◆ **Dataset extract**:
════════════════
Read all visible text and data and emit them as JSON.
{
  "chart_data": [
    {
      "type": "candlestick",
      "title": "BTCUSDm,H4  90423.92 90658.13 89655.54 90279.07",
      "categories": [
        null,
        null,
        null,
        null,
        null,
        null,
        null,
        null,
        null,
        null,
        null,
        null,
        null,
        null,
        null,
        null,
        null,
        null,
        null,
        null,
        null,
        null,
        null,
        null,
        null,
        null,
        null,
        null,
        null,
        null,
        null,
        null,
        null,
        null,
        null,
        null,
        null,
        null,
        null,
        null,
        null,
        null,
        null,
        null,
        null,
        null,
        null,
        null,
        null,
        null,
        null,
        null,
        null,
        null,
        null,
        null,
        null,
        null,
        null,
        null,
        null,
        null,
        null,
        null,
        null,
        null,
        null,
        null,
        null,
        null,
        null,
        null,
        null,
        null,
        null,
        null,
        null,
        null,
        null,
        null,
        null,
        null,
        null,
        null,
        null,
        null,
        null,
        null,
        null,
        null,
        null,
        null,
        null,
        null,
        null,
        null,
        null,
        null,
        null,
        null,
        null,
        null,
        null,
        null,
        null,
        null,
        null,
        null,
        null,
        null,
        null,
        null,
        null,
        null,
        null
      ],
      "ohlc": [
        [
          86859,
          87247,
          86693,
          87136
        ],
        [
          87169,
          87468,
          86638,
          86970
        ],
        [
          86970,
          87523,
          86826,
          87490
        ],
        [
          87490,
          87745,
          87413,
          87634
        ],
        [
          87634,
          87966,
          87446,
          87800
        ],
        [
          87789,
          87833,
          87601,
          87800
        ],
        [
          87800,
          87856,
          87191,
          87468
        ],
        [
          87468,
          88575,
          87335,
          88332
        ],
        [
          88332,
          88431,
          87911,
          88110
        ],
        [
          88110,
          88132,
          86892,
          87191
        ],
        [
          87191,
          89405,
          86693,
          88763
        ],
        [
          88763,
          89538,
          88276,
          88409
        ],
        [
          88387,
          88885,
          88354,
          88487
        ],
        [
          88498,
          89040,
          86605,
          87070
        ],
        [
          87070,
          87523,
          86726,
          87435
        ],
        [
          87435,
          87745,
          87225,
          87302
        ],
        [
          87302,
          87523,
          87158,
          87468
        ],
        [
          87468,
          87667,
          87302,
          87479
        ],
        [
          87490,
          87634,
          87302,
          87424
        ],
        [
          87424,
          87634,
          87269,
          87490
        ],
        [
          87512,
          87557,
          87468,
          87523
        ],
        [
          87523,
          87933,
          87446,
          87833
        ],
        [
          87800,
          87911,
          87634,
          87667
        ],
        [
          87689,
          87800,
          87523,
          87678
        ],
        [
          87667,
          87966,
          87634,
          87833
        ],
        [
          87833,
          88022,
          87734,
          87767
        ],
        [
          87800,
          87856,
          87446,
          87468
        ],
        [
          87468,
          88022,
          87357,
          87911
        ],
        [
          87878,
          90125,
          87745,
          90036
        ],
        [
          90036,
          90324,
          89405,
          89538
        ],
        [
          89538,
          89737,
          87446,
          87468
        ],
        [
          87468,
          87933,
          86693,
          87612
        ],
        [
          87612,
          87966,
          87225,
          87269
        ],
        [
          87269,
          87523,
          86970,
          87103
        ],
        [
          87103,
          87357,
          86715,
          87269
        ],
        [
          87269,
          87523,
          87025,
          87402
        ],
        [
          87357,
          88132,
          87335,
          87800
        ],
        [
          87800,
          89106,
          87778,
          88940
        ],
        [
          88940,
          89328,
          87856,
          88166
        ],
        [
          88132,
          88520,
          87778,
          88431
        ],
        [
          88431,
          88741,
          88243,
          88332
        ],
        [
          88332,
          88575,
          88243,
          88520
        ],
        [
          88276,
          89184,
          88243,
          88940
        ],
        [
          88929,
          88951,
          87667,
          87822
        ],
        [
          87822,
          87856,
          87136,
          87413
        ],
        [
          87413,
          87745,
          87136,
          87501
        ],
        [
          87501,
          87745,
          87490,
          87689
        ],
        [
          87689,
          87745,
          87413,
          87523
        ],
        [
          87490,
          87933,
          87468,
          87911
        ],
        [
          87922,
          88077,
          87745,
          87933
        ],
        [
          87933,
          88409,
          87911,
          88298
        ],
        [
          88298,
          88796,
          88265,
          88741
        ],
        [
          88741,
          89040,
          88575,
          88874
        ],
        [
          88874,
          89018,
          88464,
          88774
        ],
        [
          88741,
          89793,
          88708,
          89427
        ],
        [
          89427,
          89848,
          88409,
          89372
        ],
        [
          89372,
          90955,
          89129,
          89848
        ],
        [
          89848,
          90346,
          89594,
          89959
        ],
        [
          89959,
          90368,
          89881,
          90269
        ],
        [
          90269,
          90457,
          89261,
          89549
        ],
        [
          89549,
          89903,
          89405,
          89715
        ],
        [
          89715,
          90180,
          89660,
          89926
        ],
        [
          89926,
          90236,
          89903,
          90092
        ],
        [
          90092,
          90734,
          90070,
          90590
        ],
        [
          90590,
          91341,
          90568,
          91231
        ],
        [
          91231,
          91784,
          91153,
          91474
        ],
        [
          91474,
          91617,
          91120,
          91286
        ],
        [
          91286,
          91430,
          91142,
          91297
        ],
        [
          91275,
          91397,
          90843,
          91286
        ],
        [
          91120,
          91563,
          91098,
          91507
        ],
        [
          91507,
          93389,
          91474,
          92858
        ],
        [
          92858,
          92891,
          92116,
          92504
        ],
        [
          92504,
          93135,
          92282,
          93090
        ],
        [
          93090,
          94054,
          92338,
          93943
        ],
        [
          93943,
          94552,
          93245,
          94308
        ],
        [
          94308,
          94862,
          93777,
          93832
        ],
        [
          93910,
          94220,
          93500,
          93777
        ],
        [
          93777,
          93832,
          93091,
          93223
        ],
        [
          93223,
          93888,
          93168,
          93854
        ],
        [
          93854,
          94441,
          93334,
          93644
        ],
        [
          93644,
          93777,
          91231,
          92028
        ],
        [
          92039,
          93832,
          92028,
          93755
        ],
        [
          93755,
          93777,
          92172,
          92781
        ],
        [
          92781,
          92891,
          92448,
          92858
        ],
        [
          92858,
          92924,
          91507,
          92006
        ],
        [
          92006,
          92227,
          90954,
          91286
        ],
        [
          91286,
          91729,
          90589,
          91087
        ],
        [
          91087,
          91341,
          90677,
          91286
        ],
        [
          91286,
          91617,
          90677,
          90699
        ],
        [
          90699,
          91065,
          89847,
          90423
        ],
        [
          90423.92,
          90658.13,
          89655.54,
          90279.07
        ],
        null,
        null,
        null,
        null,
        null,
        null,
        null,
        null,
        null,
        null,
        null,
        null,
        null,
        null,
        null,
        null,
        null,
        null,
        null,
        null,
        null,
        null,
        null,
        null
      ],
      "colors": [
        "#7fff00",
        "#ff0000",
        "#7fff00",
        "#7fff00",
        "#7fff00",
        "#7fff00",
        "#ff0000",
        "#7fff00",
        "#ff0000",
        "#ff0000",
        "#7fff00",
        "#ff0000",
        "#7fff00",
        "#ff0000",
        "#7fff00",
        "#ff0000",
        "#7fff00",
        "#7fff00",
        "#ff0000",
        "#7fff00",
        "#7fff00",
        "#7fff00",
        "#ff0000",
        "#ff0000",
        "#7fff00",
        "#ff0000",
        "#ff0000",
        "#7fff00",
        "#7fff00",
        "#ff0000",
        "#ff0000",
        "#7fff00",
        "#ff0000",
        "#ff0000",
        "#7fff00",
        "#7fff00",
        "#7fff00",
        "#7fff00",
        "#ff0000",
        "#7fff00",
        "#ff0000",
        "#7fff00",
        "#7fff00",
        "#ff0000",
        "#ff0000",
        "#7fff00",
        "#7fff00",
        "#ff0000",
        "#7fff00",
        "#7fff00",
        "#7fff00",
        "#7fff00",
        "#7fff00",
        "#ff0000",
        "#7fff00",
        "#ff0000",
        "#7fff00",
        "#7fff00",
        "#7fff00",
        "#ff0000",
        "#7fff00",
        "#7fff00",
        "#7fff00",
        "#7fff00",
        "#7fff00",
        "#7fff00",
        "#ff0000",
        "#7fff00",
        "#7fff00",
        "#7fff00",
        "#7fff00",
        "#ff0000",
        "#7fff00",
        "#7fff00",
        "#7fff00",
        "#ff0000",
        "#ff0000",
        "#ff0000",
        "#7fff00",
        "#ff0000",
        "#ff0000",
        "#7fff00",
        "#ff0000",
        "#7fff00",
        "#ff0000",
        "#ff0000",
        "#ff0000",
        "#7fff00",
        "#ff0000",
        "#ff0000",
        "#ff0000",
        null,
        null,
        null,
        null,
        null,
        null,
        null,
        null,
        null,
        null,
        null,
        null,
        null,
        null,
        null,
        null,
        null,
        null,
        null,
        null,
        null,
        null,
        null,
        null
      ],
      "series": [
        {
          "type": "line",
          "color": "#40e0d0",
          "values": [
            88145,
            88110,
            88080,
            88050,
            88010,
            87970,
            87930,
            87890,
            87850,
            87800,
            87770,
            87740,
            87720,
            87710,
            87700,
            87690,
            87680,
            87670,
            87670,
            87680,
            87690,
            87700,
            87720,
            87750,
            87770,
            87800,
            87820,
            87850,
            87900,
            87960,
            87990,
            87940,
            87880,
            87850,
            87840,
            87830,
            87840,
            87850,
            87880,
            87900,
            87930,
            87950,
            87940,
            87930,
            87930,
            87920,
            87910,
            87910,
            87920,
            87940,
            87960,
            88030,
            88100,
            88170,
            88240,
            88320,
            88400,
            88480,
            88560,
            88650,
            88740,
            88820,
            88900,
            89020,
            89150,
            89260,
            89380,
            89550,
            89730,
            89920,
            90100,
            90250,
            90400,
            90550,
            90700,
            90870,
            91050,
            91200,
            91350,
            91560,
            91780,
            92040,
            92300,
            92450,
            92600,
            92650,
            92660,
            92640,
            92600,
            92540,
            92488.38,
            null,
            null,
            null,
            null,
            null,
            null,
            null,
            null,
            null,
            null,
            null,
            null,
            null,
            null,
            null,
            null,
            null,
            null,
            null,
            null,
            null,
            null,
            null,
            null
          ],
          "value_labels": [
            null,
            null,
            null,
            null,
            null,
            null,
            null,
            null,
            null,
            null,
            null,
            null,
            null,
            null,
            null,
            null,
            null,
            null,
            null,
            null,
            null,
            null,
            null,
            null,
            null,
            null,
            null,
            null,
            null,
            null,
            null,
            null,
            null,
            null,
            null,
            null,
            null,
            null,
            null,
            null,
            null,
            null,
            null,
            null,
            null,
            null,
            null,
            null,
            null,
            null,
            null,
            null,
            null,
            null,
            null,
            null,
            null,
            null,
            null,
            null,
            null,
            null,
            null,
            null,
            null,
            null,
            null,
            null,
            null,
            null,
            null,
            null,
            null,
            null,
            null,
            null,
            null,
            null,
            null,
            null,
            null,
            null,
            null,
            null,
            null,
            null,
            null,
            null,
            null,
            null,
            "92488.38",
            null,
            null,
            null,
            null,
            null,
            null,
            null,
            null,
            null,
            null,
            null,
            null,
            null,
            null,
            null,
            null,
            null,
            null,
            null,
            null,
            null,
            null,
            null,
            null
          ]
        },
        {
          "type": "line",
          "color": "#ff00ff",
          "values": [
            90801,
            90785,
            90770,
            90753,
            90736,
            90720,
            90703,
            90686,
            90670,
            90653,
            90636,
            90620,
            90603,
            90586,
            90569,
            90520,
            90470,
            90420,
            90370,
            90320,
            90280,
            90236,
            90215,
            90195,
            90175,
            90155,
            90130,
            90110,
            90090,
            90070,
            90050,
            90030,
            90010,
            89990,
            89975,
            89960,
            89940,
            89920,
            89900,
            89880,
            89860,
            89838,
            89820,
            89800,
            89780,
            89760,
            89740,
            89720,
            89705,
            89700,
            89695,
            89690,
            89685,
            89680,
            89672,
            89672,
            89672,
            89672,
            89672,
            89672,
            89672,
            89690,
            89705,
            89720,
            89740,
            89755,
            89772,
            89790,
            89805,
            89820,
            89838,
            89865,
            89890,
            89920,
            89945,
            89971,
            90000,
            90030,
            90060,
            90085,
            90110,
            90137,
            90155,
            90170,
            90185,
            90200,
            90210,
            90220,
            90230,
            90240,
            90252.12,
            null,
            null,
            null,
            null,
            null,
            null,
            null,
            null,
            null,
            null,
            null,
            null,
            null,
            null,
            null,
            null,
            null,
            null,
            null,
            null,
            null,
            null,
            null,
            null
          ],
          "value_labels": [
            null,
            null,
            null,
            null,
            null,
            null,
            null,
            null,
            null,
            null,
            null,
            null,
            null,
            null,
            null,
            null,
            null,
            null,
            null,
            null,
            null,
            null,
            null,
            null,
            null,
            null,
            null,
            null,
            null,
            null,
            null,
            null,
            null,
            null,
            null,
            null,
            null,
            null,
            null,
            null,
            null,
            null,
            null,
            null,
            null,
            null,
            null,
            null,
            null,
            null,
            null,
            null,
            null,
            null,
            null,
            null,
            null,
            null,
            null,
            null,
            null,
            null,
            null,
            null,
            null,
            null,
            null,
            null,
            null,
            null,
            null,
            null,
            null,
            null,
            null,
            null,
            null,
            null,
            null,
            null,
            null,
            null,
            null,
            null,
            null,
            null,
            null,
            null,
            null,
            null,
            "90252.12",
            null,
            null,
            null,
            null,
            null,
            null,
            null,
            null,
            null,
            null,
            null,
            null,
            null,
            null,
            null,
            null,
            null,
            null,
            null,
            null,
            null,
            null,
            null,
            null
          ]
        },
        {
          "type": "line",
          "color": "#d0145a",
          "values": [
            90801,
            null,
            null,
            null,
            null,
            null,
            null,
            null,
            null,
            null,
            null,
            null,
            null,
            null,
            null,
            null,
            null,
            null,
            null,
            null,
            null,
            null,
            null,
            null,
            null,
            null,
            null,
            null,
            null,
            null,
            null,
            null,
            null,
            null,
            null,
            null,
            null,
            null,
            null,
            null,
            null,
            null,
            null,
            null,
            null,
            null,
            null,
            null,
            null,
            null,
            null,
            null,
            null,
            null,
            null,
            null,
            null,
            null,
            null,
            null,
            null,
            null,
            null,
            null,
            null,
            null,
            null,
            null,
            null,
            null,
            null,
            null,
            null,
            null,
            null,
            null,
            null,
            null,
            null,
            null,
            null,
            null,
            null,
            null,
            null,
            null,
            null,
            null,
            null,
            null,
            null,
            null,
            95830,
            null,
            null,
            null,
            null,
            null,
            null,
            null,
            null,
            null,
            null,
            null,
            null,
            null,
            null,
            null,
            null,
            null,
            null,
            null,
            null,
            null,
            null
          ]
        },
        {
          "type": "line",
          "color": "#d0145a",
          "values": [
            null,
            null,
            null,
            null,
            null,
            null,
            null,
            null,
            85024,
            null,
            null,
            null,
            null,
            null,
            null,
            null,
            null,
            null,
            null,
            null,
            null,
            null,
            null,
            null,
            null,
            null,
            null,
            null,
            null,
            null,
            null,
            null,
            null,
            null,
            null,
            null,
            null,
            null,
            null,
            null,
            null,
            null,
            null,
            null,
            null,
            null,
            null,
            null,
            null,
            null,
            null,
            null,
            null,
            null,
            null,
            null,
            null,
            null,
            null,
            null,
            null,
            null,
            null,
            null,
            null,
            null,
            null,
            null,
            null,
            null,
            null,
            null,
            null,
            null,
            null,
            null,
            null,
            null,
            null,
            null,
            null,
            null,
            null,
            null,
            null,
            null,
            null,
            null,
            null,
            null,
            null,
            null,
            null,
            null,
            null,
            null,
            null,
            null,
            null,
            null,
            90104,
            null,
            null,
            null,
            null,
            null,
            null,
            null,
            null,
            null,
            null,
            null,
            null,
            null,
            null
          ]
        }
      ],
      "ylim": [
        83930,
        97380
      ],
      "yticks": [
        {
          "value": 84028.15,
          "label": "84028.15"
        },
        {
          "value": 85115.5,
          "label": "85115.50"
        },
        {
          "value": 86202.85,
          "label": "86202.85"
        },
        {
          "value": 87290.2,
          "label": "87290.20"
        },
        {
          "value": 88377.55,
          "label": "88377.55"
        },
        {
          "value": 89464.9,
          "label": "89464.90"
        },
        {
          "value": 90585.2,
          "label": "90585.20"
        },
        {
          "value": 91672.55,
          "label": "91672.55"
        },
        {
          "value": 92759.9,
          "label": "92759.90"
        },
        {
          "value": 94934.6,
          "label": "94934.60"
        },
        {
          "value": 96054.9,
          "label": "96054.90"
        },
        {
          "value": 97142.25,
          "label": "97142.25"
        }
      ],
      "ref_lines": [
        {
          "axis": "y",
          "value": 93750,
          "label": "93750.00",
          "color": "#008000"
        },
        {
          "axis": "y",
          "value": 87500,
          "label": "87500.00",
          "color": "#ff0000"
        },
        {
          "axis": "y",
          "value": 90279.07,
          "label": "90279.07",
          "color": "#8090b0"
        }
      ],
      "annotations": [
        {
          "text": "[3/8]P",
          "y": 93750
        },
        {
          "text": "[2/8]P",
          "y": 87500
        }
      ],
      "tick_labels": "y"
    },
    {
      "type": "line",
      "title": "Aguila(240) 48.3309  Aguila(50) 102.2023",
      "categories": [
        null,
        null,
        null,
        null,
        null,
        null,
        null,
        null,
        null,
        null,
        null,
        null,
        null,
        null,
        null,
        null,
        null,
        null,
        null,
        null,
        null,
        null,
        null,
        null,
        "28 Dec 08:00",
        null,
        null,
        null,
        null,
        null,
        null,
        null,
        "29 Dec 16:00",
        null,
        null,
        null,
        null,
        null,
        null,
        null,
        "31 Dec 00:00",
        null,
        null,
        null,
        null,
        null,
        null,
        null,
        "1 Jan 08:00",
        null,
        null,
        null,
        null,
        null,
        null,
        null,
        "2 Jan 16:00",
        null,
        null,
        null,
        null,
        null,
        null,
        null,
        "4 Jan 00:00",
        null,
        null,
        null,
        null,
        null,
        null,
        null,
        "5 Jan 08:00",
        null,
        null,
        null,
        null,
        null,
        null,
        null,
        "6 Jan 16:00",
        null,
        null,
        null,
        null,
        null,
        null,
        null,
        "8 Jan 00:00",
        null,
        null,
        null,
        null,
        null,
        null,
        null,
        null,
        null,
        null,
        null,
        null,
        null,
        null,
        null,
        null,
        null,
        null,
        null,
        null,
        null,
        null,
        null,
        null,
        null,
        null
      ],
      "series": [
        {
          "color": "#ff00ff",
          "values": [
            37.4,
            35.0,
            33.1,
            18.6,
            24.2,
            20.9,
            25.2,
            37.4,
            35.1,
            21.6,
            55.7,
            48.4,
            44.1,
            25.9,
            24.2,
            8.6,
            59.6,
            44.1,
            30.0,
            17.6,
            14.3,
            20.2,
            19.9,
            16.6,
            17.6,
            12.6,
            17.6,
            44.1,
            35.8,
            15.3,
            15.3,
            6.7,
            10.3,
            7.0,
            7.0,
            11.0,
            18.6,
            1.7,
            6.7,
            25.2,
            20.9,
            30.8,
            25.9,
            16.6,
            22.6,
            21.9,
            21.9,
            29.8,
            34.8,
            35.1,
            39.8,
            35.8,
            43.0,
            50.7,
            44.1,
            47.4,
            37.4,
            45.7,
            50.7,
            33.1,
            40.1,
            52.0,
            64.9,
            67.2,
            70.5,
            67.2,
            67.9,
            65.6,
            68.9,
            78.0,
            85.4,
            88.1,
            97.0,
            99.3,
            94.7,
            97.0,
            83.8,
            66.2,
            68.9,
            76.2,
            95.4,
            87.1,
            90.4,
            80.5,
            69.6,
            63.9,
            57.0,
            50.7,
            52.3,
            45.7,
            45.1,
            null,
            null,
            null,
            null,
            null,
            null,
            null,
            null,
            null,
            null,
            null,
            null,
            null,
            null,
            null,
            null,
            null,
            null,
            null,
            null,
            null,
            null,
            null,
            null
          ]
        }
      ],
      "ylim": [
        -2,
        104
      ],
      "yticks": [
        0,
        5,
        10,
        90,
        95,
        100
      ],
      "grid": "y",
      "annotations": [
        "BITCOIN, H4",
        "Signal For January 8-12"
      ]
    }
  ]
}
════════════════
◆ **Given exercise**: Find the string "title" in the records, then copy each line where it occurs.

◆ **Written answer**:
      "title": "BTCUSDm,H4  90423.92 90658.13 89655.54 90279.07",
      "title": "Aguila(240) 48.3309  Aguila(50) 102.2023",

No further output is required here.